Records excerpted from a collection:
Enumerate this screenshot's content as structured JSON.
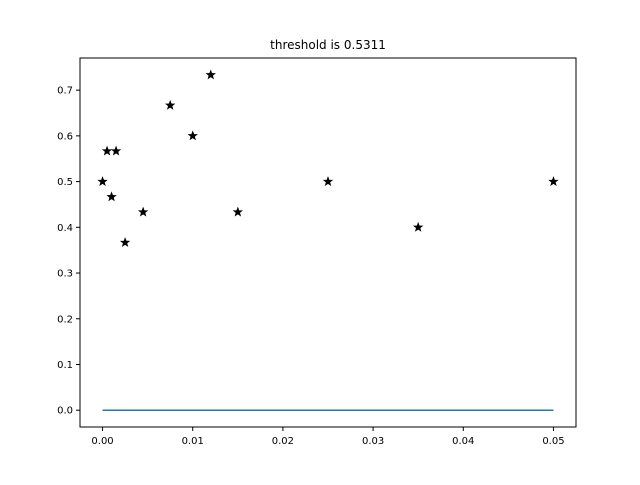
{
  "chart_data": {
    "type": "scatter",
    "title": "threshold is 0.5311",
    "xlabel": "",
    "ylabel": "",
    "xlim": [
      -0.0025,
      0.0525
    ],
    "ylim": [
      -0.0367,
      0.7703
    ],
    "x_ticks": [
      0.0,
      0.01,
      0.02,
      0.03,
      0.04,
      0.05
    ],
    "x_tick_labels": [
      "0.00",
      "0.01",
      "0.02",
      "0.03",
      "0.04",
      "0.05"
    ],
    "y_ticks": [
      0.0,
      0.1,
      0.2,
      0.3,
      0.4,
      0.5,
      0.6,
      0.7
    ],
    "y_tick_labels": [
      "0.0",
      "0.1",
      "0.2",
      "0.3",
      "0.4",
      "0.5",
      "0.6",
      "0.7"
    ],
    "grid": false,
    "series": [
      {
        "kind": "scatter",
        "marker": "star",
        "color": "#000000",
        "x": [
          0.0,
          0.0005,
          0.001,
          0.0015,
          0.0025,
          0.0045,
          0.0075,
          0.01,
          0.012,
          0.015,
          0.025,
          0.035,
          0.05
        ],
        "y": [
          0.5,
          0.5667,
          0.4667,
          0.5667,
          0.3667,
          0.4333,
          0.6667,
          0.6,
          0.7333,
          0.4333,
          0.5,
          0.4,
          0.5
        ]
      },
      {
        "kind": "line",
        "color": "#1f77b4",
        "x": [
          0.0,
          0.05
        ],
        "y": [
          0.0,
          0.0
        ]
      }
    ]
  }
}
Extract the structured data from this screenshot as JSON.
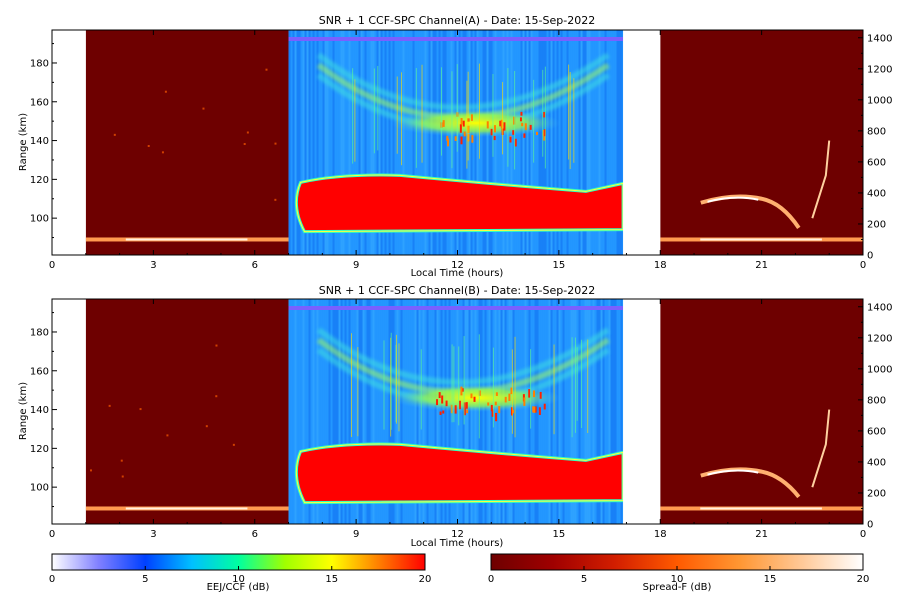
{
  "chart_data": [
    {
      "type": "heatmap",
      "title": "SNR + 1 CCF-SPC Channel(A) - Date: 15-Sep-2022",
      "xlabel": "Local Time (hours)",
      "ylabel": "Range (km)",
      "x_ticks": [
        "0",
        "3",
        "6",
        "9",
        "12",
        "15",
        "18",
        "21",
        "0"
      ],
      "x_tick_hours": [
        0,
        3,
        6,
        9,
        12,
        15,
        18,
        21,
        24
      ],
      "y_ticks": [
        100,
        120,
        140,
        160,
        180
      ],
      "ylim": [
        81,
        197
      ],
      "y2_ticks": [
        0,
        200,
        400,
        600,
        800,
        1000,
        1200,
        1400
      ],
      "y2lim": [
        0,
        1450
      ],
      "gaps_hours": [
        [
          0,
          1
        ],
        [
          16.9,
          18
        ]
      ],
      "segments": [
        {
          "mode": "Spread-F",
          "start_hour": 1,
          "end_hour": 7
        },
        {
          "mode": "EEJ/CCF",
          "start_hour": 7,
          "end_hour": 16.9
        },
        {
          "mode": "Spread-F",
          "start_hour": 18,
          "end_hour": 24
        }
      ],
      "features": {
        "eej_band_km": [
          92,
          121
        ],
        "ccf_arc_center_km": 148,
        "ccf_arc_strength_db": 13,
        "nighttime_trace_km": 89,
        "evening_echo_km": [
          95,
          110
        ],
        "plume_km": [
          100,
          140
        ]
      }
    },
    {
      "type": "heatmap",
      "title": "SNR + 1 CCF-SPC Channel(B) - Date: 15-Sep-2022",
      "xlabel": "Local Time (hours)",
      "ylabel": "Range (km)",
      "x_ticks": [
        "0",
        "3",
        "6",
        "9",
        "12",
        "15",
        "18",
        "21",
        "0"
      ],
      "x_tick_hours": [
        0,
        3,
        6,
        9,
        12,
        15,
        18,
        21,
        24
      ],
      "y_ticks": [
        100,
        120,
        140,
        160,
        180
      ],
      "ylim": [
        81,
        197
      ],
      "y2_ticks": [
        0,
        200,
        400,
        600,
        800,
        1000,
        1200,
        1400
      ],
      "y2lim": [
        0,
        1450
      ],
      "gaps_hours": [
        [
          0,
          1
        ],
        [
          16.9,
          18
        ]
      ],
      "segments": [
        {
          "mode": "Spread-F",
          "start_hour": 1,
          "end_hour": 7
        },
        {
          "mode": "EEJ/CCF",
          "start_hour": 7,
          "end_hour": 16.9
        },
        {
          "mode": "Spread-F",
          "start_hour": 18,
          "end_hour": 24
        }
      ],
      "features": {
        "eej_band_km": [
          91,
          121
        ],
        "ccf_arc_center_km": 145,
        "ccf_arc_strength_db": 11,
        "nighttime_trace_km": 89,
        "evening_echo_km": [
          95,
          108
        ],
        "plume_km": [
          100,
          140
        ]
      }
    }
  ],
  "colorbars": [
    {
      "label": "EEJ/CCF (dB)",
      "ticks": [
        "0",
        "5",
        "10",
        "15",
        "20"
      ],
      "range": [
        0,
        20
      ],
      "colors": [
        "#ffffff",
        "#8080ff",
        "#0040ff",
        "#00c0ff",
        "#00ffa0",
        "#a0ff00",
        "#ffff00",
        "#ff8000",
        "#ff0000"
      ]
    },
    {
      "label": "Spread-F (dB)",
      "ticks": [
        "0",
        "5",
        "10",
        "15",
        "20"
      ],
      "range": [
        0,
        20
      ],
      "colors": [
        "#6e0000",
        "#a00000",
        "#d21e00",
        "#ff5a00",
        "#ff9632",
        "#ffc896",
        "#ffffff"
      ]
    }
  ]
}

* * *

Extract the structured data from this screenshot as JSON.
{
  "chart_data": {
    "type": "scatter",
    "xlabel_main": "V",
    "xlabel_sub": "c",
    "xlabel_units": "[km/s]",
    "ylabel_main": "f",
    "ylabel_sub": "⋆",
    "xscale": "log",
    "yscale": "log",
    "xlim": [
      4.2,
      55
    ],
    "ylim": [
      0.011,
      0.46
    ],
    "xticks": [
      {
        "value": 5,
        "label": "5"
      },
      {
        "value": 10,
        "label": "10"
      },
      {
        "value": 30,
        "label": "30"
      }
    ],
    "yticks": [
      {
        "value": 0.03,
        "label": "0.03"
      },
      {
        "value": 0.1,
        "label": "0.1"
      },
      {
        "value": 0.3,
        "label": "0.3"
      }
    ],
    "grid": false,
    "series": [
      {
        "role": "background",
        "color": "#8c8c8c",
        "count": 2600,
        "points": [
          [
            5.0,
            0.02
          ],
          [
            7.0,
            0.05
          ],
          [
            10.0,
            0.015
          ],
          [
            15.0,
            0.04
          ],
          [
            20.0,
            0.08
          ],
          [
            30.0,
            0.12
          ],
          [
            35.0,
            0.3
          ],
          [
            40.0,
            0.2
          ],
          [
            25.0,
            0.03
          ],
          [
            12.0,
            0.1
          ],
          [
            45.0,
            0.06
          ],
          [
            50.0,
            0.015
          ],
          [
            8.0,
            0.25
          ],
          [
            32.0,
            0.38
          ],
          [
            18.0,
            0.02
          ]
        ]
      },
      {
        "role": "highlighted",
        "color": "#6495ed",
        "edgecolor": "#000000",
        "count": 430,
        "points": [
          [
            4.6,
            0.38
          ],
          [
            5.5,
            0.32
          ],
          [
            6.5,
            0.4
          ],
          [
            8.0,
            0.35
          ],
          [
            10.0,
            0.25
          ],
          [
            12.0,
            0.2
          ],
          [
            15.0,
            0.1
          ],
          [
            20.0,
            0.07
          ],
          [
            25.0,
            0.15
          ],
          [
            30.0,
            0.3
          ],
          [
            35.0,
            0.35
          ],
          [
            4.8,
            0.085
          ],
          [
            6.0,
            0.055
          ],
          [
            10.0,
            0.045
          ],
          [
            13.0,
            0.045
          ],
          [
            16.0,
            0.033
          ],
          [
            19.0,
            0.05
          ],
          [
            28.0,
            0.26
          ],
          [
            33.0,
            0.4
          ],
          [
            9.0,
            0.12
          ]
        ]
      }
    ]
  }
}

--

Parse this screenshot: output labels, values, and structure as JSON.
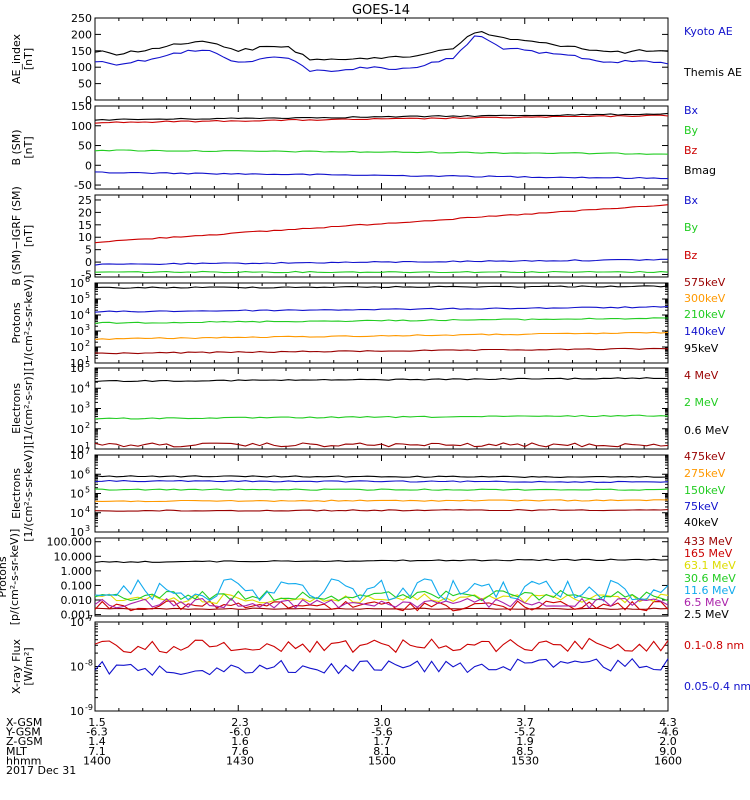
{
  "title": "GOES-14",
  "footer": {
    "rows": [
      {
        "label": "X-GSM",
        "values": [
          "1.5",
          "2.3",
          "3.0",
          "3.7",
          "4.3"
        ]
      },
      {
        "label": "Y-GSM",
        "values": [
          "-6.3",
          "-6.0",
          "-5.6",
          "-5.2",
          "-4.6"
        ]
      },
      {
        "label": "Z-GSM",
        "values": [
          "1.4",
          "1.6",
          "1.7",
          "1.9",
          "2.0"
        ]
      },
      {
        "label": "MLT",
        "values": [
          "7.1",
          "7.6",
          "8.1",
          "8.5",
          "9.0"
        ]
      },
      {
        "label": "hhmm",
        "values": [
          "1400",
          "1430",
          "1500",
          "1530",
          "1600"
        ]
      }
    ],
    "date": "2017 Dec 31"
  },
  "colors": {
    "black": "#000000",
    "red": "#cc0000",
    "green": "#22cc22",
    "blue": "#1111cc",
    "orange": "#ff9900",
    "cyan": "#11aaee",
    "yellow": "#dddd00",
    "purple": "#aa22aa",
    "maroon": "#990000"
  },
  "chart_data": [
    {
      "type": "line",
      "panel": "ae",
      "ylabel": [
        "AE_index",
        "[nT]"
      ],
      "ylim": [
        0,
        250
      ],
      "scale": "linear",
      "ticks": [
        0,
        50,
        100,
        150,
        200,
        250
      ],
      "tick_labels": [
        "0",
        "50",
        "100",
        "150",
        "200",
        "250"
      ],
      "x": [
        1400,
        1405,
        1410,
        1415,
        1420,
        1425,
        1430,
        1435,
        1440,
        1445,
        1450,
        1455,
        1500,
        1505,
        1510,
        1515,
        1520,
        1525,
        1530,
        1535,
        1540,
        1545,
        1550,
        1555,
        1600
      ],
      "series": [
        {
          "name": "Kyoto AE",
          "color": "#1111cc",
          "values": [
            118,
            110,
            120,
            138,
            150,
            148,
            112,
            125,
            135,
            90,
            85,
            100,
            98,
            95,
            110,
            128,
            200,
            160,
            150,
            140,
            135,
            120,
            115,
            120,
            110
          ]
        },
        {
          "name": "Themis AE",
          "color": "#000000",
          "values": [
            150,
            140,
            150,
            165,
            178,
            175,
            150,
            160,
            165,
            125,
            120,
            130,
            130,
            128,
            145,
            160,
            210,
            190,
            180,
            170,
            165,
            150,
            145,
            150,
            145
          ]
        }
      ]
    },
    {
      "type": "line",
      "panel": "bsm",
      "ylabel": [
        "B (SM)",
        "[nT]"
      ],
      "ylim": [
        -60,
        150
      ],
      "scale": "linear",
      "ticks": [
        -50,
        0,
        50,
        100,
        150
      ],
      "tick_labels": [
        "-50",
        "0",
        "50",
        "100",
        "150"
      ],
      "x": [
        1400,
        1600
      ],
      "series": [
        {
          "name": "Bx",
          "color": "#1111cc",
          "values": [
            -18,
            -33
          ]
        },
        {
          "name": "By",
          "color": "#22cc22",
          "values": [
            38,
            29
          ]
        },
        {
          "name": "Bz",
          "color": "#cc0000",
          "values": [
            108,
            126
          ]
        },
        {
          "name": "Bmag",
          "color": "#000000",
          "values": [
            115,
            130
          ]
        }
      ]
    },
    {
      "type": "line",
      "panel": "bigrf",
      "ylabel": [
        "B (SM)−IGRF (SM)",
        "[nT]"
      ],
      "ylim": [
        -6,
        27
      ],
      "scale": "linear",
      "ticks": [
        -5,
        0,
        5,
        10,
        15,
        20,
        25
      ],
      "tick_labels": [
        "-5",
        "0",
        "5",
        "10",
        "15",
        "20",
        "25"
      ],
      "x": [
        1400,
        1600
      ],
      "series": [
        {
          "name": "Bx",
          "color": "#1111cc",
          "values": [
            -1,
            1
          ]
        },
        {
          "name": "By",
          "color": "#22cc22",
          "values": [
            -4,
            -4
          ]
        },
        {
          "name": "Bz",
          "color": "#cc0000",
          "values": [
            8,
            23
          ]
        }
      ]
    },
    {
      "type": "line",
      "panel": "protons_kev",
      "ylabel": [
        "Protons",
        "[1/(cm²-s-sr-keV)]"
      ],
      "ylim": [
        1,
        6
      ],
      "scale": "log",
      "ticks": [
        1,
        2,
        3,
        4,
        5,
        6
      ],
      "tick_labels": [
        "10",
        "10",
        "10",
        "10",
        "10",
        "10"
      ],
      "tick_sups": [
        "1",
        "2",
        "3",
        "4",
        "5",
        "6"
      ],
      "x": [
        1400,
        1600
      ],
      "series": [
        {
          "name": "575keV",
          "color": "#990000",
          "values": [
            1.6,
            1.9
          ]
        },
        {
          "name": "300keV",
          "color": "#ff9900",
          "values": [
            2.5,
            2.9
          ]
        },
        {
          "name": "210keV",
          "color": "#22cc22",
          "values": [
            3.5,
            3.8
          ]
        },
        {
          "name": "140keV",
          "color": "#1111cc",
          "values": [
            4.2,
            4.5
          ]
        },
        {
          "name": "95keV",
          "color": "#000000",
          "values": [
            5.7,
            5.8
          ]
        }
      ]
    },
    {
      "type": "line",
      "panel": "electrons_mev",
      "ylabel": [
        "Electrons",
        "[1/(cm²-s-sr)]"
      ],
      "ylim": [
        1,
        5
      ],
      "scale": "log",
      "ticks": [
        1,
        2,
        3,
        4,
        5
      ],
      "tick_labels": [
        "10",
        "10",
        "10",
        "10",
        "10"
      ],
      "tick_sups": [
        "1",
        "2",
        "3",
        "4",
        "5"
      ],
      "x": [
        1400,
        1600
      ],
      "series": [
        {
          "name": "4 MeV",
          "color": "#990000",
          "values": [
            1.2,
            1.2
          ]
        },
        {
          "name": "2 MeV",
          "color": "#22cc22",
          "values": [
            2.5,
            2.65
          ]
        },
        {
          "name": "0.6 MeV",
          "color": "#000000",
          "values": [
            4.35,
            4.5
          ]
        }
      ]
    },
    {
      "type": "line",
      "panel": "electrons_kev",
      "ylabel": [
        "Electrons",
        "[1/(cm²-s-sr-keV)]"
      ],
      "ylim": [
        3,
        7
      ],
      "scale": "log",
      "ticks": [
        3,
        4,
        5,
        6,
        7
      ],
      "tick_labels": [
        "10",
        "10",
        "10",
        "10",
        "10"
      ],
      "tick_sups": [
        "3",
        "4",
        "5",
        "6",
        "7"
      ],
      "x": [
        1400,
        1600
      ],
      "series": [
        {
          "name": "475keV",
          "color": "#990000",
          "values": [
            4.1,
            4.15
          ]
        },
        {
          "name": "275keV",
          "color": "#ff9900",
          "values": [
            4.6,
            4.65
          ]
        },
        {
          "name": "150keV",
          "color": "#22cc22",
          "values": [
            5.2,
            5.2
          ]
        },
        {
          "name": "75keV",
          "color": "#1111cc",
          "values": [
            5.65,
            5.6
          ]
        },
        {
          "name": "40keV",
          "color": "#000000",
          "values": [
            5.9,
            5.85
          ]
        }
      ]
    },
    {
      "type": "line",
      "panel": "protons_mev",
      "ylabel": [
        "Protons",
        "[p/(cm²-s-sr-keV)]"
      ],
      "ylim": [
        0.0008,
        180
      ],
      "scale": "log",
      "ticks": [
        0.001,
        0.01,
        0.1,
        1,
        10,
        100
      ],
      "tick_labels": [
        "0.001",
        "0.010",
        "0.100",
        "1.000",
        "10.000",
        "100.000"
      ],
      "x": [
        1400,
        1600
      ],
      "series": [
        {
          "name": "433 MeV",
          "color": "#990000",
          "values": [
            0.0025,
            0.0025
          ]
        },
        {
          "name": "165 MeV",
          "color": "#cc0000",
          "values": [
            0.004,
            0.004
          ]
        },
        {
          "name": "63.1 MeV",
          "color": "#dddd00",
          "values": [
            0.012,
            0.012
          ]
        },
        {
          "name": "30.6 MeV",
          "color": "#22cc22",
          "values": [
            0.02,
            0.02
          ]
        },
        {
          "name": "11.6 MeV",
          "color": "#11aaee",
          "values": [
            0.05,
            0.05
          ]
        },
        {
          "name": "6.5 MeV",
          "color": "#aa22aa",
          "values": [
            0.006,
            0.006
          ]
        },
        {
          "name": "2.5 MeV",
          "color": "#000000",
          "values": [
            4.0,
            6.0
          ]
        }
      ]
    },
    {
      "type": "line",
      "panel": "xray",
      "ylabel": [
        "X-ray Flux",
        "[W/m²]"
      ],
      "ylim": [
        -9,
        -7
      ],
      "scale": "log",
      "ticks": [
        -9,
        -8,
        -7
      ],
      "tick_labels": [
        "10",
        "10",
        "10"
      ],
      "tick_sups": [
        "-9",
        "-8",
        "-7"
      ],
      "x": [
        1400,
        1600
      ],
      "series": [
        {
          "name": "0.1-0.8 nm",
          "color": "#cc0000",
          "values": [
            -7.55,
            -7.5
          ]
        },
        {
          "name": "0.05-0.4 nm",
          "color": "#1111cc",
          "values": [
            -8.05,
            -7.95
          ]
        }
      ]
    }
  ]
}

Goal:
Report each line in the data that holds the word "Channel".

Final result:
      "title": "SNR + 1 CCF-SPC Channel(A) - Date: 15-Sep-2022",
      "title": "SNR + 1 CCF-SPC Channel(B) - Date: 15-Sep-2022",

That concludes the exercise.